» **Direction**
Print the listing as it stands, omitting all images.

» **Information given**
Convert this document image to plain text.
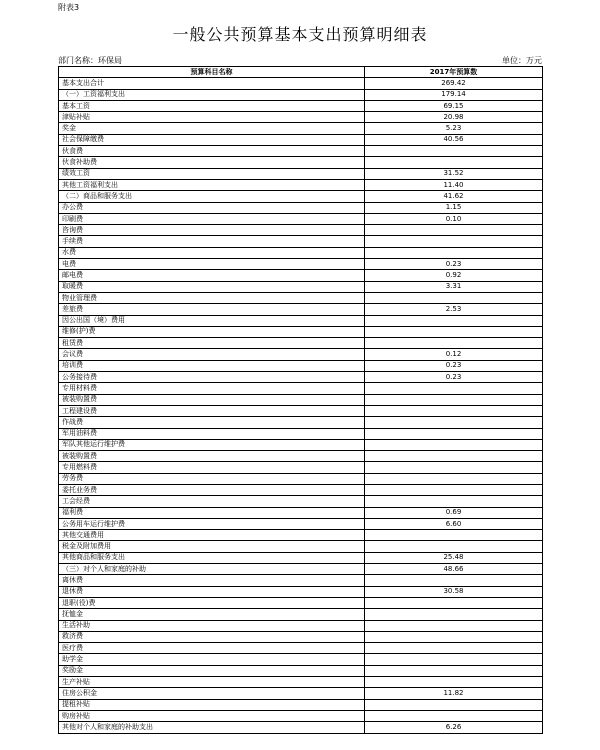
附表3
一般公共预算基本支出预算明细表
部门名称：环保局	单位：万元
预算科目名称	2017年预算数
基本支出合计	269.42
（一）工资福利支出	179.14
基本工资	69.15
津贴补贴	20.98
奖金	5.23
社会保障缴费	40.56
伙食费	
伙食补助费	
绩效工资	31.52
其他工资福利支出	11.40
（二）商品和服务支出	41.62
办公费	1.15
印刷费	0.10
咨询费	
手续费	
水费	
电费	0.23
邮电费	0.92
取暖费	3.31
物业管理费	
差旅费	2.53
因公出国（境）费用	
维修(护)费	
租赁费	
会议费	0.12
培训费	0.23
公务接待费	0.23
专用材料费	
被装购置费	
工程建设费	
作战费	
军用油料费	
军队其他运行维护费	
被装购置费	
专用燃料费	
劳务费	
委托业务费	
工会经费	
福利费	0.69
公务用车运行维护费	6.60
其他交通费用	
税金及附加费用	
其他商品和服务支出	25.48
（三）对个人和家庭的补助	48.66
离休费	
退休费	30.58
退职(役)费	
抚恤金	
生活补助	
救济费	
医疗费	
助学金	
奖励金	
生产补贴	
住房公积金	11.82
提租补贴	
购房补贴	
其他对个人和家庭的补助支出	6.26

» **Response**
Convert this document image to plain text.
附表3
一般公共预算基本支出预算明细表
部门名称：环保局	单位：万元
预算科目名称	2017年预算数
基本支出合计	269.42
（一）工资福利支出	179.14
基本工资	69.15
津贴补贴	20.98
奖金	5.23
社会保障缴费	40.56
伙食费	
伙食补助费	
绩效工资	31.52
其他工资福利支出	11.40
（二）商品和服务支出	41.62
办公费	1.15
印刷费	0.10
咨询费	
手续费	
水费	
电费	0.23
邮电费	0.92
取暖费	3.31
物业管理费	
差旅费	2.53
因公出国（境）费用	
维修(护)费	
租赁费	
会议费	0.12
培训费	0.23
公务接待费	0.23
专用材料费	
被装购置费	
工程建设费	
作战费	
军用油料费	
军队其他运行维护费	
被装购置费	
专用燃料费	
劳务费	
委托业务费	
工会经费	
福利费	0.69
公务用车运行维护费	6.60
其他交通费用	
税金及附加费用	
其他商品和服务支出	25.48
（三）对个人和家庭的补助	48.66
离休费	
退休费	30.58
退职(役)费	
抚恤金	
生活补助	
救济费	
医疗费	
助学金	
奖励金	
生产补贴	
住房公积金	11.82
提租补贴	
购房补贴	
其他对个人和家庭的补助支出	6.26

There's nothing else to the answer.